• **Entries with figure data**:
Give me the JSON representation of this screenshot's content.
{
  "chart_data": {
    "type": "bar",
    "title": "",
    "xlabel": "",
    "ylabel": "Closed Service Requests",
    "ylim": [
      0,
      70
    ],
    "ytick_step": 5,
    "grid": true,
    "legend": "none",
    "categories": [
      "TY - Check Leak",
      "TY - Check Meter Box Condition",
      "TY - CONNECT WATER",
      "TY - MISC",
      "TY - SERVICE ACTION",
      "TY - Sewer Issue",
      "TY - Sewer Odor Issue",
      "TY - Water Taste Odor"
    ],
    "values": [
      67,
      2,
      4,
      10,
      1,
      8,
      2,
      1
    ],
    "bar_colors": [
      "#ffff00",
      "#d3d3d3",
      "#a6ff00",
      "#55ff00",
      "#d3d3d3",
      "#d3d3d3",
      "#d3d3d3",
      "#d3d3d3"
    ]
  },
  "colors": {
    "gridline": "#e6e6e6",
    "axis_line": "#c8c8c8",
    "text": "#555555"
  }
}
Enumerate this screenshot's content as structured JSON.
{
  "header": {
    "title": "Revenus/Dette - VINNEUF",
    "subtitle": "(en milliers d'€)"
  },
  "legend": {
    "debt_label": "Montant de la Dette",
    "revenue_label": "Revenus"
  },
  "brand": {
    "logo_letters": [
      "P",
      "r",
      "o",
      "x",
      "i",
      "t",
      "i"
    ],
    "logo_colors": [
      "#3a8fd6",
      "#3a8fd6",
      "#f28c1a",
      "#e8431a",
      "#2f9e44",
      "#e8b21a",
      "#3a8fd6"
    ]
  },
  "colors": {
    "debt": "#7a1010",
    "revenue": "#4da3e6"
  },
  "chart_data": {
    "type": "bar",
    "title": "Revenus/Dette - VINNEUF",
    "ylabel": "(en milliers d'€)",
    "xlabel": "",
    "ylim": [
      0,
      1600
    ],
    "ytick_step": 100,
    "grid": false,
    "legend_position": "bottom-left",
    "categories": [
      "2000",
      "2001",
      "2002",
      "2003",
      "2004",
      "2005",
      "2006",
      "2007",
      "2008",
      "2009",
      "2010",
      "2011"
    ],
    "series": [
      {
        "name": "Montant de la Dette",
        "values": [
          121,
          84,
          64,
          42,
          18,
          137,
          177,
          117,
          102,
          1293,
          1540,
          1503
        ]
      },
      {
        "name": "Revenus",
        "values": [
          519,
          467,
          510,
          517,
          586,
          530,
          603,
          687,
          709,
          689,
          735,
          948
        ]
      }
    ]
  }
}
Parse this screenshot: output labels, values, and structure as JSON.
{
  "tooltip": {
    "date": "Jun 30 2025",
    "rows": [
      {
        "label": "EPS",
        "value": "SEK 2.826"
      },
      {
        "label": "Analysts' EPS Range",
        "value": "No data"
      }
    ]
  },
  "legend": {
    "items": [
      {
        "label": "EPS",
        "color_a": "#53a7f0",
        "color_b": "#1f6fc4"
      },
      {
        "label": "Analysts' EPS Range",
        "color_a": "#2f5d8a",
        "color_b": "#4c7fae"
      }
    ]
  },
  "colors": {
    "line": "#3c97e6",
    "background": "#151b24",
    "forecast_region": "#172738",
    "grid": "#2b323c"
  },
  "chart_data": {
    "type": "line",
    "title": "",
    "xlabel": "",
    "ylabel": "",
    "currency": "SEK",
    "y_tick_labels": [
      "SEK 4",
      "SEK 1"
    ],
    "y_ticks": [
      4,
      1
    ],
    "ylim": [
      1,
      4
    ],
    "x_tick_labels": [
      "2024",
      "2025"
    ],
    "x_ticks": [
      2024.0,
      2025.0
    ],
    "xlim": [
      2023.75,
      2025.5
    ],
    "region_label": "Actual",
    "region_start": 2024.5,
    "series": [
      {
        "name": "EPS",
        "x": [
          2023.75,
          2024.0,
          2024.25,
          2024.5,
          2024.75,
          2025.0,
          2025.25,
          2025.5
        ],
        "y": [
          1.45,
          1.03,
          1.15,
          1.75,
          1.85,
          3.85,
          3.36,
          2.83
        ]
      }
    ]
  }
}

• **What is expected**:
Report all lines of the data that include the word "milliers".

• **Full response**:
    "subtitle": "(en milliers d'€)"
    "ylabel": "(en milliers d'€)",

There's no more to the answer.